*Exercise brief*:
Write out the material below again, unchanged.

Data extracted from a collection:
● ● ● ● ● ● ●
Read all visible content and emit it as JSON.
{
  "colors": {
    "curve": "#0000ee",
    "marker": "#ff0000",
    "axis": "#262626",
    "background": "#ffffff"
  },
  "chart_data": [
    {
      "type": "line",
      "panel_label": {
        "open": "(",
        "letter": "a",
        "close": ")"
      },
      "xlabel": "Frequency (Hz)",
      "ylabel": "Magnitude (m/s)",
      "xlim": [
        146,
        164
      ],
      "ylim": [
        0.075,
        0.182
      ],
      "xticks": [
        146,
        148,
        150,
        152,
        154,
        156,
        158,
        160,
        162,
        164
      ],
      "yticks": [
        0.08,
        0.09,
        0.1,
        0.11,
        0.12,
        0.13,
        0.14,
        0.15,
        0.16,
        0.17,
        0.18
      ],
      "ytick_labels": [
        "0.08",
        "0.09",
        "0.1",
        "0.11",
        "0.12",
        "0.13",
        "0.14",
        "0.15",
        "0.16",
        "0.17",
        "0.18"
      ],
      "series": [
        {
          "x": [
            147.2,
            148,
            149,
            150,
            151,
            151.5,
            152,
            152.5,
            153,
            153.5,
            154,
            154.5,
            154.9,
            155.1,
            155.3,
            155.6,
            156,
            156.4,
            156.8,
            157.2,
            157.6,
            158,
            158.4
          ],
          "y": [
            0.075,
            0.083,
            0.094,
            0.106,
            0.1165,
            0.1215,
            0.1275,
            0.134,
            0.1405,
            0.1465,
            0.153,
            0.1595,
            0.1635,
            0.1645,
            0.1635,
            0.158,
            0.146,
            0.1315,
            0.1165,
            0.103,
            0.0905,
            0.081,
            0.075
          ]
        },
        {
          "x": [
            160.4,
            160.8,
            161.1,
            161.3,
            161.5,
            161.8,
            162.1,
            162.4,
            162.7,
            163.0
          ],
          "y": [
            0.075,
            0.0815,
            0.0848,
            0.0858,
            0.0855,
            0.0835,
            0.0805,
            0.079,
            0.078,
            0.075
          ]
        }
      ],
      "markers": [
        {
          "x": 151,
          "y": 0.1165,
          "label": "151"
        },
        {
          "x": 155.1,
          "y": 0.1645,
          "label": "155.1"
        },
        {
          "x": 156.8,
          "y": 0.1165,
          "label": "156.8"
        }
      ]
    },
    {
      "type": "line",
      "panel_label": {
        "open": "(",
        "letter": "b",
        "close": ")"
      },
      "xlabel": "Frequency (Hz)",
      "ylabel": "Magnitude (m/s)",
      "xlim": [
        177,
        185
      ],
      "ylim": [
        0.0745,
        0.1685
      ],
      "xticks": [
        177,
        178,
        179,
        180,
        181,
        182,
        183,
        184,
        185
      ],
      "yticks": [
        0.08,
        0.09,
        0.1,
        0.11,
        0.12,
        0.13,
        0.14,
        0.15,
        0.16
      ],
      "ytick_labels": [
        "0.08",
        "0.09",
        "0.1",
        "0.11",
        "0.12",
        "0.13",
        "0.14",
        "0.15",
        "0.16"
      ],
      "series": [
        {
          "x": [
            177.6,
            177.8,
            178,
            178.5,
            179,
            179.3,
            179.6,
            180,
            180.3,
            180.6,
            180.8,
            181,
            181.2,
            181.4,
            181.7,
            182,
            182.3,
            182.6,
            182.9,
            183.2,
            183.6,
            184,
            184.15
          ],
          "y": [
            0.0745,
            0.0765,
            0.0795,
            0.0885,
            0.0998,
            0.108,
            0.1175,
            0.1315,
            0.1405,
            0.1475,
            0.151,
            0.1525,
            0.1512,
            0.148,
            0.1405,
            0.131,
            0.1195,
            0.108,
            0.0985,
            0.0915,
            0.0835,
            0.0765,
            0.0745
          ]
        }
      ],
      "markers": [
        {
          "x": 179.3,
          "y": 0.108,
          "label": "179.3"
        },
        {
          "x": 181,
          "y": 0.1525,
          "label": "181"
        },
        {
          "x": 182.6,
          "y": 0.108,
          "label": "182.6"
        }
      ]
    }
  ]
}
● ● ● ● ● ● ●
*Response to the exercise*:
Read all visible content and emit it as JSON.
{
  "colors": {
    "curve": "#0000ee",
    "marker": "#ff0000",
    "axis": "#262626",
    "background": "#ffffff"
  },
  "chart_data": [
    {
      "type": "line",
      "panel_label": {
        "open": "(",
        "letter": "a",
        "close": ")"
      },
      "xlabel": "Frequency (Hz)",
      "ylabel": "Magnitude (m/s)",
      "xlim": [
        146,
        164
      ],
      "ylim": [
        0.075,
        0.182
      ],
      "xticks": [
        146,
        148,
        150,
        152,
        154,
        156,
        158,
        160,
        162,
        164
      ],
      "yticks": [
        0.08,
        0.09,
        0.1,
        0.11,
        0.12,
        0.13,
        0.14,
        0.15,
        0.16,
        0.17,
        0.18
      ],
      "ytick_labels": [
        "0.08",
        "0.09",
        "0.1",
        "0.11",
        "0.12",
        "0.13",
        "0.14",
        "0.15",
        "0.16",
        "0.17",
        "0.18"
      ],
      "series": [
        {
          "x": [
            147.2,
            148,
            149,
            150,
            151,
            151.5,
            152,
            152.5,
            153,
            153.5,
            154,
            154.5,
            154.9,
            155.1,
            155.3,
            155.6,
            156,
            156.4,
            156.8,
            157.2,
            157.6,
            158,
            158.4
          ],
          "y": [
            0.075,
            0.083,
            0.094,
            0.106,
            0.1165,
            0.1215,
            0.1275,
            0.134,
            0.1405,
            0.1465,
            0.153,
            0.1595,
            0.1635,
            0.1645,
            0.1635,
            0.158,
            0.146,
            0.1315,
            0.1165,
            0.103,
            0.0905,
            0.081,
            0.075
          ]
        },
        {
          "x": [
            160.4,
            160.8,
            161.1,
            161.3,
            161.5,
            161.8,
            162.1,
            162.4,
            162.7,
            163.0
          ],
          "y": [
            0.075,
            0.0815,
            0.0848,
            0.0858,
            0.0855,
            0.0835,
            0.0805,
            0.079,
            0.078,
            0.075
          ]
        }
      ],
      "markers": [
        {
          "x": 151,
          "y": 0.1165,
          "label": "151"
        },
        {
          "x": 155.1,
          "y": 0.1645,
          "label": "155.1"
        },
        {
          "x": 156.8,
          "y": 0.1165,
          "label": "156.8"
        }
      ]
    },
    {
      "type": "line",
      "panel_label": {
        "open": "(",
        "letter": "b",
        "close": ")"
      },
      "xlabel": "Frequency (Hz)",
      "ylabel": "Magnitude (m/s)",
      "xlim": [
        177,
        185
      ],
      "ylim": [
        0.0745,
        0.1685
      ],
      "xticks": [
        177,
        178,
        179,
        180,
        181,
        182,
        183,
        184,
        185
      ],
      "yticks": [
        0.08,
        0.09,
        0.1,
        0.11,
        0.12,
        0.13,
        0.14,
        0.15,
        0.16
      ],
      "ytick_labels": [
        "0.08",
        "0.09",
        "0.1",
        "0.11",
        "0.12",
        "0.13",
        "0.14",
        "0.15",
        "0.16"
      ],
      "series": [
        {
          "x": [
            177.6,
            177.8,
            178,
            178.5,
            179,
            179.3,
            179.6,
            180,
            180.3,
            180.6,
            180.8,
            181,
            181.2,
            181.4,
            181.7,
            182,
            182.3,
            182.6,
            182.9,
            183.2,
            183.6,
            184,
            184.15
          ],
          "y": [
            0.0745,
            0.0765,
            0.0795,
            0.0885,
            0.0998,
            0.108,
            0.1175,
            0.1315,
            0.1405,
            0.1475,
            0.151,
            0.1525,
            0.1512,
            0.148,
            0.1405,
            0.131,
            0.1195,
            0.108,
            0.0985,
            0.0915,
            0.0835,
            0.0765,
            0.0745
          ]
        }
      ],
      "markers": [
        {
          "x": 179.3,
          "y": 0.108,
          "label": "179.3"
        },
        {
          "x": 181,
          "y": 0.1525,
          "label": "181"
        },
        {
          "x": 182.6,
          "y": 0.108,
          "label": "182.6"
        }
      ]
    }
  ]
}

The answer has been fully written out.